## WORK ITEM
According to the page excerpt on Celery result backends, which class sits at the root of the architecture, and in which file is it found?

## PAGE EXCERPT

········

At the root of the architecture is the Backend class found in celery/backends/base.py. This class defines the fundamental lifecycle of a result, including methods for marking tasks as started, done, or failed. It manages a local LRU cache (self._cache) to optimize repeated lookups and handles the complexities of result serialization using the configured result_serializer.

The architecture branches into two primary paths:

  1. Generic Backends: Classes like BaseBackend inherit from Backend and SyncBackendMixin to provide a standard synchronous interface.
  2. Key-Value Backends: Classes like BaseKeyValueStoreBackend provide specialized logic for stores that operate on key-value semantics (e.g., Redis, Memcached, S3).

Synchronous Polling and Mixins

The SyncBackendMixin is a critical component that provides the blocking logic used when a client calls .get() on a result. It implements wait_for and get_many, which use a polling loop to check the backend for a ready state.

# Example of the polling logic in SyncBackendMixin
def wait_for(self, task_id, timeout=None, interval=0.5, no_ack=True, on_interval=None):
self._ensure_not_eager()
time_elapsed = 0.0
while 1:
meta = self.get_task_meta(task_id)
if meta['status'] in states.READY_STATES:
return meta
if on_interval:
on_interval()
time.sleep(interval)
time_elapsed += interval
if timeout and time_elapsed >= timeout:
raise TimeoutError('The operation timed out.')

········

## DATA FOR ANALYSIS
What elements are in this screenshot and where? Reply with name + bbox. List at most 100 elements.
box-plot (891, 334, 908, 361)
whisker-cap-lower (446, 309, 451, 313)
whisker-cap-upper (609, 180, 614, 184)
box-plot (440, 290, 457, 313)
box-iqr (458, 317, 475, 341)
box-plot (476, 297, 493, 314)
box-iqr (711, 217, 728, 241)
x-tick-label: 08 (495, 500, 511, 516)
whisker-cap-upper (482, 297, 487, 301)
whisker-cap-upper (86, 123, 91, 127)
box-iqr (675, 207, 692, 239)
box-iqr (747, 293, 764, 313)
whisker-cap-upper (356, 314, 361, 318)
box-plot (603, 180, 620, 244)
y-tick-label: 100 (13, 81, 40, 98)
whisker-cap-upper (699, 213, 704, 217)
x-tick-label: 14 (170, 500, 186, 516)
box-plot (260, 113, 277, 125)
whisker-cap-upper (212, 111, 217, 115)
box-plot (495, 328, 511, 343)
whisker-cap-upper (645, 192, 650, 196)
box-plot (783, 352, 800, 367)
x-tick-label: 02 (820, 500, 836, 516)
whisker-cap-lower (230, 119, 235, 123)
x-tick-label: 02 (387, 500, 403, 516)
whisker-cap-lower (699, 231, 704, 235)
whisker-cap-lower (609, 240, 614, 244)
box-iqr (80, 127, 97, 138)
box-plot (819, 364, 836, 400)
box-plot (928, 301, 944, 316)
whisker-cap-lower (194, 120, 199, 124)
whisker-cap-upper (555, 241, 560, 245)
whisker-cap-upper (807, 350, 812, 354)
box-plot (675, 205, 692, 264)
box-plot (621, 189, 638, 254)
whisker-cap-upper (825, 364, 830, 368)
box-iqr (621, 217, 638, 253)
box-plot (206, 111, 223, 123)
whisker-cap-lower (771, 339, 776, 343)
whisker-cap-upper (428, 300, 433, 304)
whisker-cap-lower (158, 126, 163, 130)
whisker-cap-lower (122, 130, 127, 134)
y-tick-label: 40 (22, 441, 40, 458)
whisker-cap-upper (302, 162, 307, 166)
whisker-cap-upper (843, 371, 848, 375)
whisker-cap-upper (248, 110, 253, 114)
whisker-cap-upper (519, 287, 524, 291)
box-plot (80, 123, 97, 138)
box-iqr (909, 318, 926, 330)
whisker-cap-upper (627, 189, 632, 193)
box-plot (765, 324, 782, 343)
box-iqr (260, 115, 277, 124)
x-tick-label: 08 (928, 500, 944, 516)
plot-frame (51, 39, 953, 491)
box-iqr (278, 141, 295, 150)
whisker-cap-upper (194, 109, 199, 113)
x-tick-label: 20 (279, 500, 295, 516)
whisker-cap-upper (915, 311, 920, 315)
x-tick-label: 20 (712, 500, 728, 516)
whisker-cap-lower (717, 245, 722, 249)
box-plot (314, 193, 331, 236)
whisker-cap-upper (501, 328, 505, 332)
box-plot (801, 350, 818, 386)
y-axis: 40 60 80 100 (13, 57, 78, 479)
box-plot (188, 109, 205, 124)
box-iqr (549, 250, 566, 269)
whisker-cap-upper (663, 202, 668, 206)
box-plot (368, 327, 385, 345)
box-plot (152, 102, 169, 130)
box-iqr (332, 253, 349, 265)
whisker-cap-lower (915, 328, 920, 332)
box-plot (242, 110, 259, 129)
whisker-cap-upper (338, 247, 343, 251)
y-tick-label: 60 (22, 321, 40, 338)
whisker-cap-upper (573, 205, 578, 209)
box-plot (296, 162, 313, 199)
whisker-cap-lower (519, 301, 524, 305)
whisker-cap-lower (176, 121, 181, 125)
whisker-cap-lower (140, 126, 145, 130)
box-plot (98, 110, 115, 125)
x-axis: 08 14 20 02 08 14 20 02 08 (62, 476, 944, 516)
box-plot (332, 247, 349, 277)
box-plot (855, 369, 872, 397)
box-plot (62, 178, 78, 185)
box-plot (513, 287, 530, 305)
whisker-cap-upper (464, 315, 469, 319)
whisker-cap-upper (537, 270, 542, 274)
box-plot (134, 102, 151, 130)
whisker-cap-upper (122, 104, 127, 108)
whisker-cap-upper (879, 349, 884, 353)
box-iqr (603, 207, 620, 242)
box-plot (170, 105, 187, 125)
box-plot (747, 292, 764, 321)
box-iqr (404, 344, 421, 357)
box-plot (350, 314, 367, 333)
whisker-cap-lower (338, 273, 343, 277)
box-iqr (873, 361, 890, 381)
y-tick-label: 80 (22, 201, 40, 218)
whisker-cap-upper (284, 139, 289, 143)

········

## REPLY
The Backend class, found in celery/backends/base.py.